- _Your goal_:
Copy each line where the word "they" occurs.
____
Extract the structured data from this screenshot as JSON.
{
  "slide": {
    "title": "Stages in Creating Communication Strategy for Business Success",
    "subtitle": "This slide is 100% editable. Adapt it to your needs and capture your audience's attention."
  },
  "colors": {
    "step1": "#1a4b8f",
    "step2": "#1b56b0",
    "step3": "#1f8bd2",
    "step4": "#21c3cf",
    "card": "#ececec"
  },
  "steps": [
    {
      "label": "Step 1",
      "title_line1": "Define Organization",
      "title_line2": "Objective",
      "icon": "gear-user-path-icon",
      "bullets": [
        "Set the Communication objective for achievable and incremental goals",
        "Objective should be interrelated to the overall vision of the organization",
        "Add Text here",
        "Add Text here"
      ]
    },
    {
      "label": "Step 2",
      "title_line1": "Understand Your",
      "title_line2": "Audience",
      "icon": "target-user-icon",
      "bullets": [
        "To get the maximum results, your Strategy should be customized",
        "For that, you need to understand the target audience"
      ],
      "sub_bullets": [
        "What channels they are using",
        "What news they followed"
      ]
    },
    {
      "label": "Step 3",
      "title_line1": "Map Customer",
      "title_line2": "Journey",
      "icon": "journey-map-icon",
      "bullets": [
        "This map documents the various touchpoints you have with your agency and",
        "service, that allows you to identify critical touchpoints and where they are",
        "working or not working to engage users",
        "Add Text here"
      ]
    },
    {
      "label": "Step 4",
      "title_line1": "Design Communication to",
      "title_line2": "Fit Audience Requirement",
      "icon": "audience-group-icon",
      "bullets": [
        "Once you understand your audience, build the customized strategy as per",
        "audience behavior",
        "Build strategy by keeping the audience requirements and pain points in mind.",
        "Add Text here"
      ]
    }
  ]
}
____
- _Solution to this exercise_:
        "What channels they are using",
        "What news they followed"
        "service, that allows you to identify critical touchpoints and where they are",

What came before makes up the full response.